## What you are asked to do
Output an exact reproduction of the data.

## Records shown
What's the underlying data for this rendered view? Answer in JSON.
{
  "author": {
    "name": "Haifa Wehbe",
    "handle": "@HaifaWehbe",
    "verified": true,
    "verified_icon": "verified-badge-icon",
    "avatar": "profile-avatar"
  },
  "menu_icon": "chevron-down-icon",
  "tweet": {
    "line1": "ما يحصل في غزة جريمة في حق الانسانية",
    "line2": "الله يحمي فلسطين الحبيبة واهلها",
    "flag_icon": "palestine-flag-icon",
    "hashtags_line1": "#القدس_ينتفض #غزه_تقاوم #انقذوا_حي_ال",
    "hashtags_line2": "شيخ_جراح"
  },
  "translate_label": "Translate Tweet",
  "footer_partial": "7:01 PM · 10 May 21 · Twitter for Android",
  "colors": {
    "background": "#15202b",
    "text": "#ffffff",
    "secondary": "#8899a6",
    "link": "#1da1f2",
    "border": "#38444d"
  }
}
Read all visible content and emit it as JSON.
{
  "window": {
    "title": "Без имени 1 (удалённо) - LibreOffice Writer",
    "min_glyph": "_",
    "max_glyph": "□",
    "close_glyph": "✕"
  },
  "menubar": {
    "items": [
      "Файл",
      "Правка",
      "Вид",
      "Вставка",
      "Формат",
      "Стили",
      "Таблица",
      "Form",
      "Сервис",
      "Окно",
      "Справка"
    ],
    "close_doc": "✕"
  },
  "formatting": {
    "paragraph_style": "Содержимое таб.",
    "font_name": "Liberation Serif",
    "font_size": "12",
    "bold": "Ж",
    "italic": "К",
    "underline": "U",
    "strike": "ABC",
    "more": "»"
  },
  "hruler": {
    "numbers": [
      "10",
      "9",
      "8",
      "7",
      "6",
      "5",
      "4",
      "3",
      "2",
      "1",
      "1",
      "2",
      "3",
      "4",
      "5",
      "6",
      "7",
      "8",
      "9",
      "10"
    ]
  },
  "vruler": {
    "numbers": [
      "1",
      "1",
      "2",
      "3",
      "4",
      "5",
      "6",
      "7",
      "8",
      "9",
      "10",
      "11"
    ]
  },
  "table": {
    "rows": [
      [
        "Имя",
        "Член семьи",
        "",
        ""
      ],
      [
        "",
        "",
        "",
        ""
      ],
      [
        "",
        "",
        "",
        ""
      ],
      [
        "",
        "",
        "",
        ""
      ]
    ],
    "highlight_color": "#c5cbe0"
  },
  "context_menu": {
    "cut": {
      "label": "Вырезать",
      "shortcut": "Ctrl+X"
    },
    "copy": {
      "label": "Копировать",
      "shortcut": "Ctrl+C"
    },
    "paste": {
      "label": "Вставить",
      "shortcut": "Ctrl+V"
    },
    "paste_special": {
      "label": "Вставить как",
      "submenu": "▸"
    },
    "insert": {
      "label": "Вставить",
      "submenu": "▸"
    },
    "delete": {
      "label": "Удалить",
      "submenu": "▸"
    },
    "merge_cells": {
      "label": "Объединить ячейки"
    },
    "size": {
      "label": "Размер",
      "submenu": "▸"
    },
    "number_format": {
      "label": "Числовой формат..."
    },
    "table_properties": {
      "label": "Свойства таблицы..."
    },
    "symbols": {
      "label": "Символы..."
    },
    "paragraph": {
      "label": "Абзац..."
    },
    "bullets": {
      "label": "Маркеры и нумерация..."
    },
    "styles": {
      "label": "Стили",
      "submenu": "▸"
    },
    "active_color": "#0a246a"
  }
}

## Problem solution
What's the underlying data for this rendered view? Answer in JSON.
{
  "author": {
    "name": "Haifa Wehbe",
    "handle": "@HaifaWehbe",
    "verified": true,
    "verified_icon": "verified-badge-icon",
    "avatar": "profile-avatar"
  },
  "menu_icon": "chevron-down-icon",
  "tweet": {
    "line1": "ما يحصل في غزة جريمة في حق الانسانية",
    "line2": "الله يحمي فلسطين الحبيبة واهلها",
    "flag_icon": "palestine-flag-icon",
    "hashtags_line1": "#القدس_ينتفض #غزه_تقاوم #انقذوا_حي_ال",
    "hashtags_line2": "شيخ_جراح"
  },
  "translate_label": "Translate Tweet",
  "footer_partial": "7:01 PM · 10 May 21 · Twitter for Android",
  "colors": {
    "background": "#15202b",
    "text": "#ffffff",
    "secondary": "#8899a6",
    "link": "#1da1f2",
    "border": "#38444d"
  }
}
Read all visible content and emit it as JSON.
{
  "window": {
    "title": "Без имени 1 (удалённо) - LibreOffice Writer",
    "min_glyph": "_",
    "max_glyph": "□",
    "close_glyph": "✕"
  },
  "menubar": {
    "items": [
      "Файл",
      "Правка",
      "Вид",
      "Вставка",
      "Формат",
      "Стили",
      "Таблица",
      "Form",
      "Сервис",
      "Окно",
      "Справка"
    ],
    "close_doc": "✕"
  },
  "formatting": {
    "paragraph_style": "Содержимое таб.",
    "font_name": "Liberation Serif",
    "font_size": "12",
    "bold": "Ж",
    "italic": "К",
    "underline": "U",
    "strike": "ABC",
    "more": "»"
  },
  "hruler": {
    "numbers": [
      "10",
      "9",
      "8",
      "7",
      "6",
      "5",
      "4",
      "3",
      "2",
      "1",
      "1",
      "2",
      "3",
      "4",
      "5",
      "6",
      "7",
      "8",
      "9",
      "10"
    ]
  },
  "vruler": {
    "numbers": [
      "1",
      "1",
      "2",
      "3",
      "4",
      "5",
      "6",
      "7",
      "8",
      "9",
      "10",
      "11"
    ]
  },
  "table": {
    "rows": [
      [
        "Имя",
        "Член семьи",
        "",
        ""
      ],
      [
        "",
        "",
        "",
        ""
      ],
      [
        "",
        "",
        "",
        ""
      ],
      [
        "",
        "",
        "",
        ""
      ]
    ],
    "highlight_color": "#c5cbe0"
  },
  "context_menu": {
    "cut": {
      "label": "Вырезать",
      "shortcut": "Ctrl+X"
    },
    "copy": {
      "label": "Копировать",
      "shortcut": "Ctrl+C"
    },
    "paste": {
      "label": "Вставить",
      "shortcut": "Ctrl+V"
    },
    "paste_special": {
      "label": "Вставить как",
      "submenu": "▸"
    },
    "insert": {
      "label": "Вставить",
      "submenu": "▸"
    },
    "delete": {
      "label": "Удалить",
      "submenu": "▸"
    },
    "merge_cells": {
      "label": "Объединить ячейки"
    },
    "size": {
      "label": "Размер",
      "submenu": "▸"
    },
    "number_format": {
      "label": "Числовой формат..."
    },
    "table_properties": {
      "label": "Свойства таблицы..."
    },
    "symbols": {
      "label": "Символы..."
    },
    "paragraph": {
      "label": "Абзац..."
    },
    "bullets": {
      "label": "Маркеры и нумерация..."
    },
    "styles": {
      "label": "Стили",
      "submenu": "▸"
    },
    "active_color": "#0a246a"
  }
}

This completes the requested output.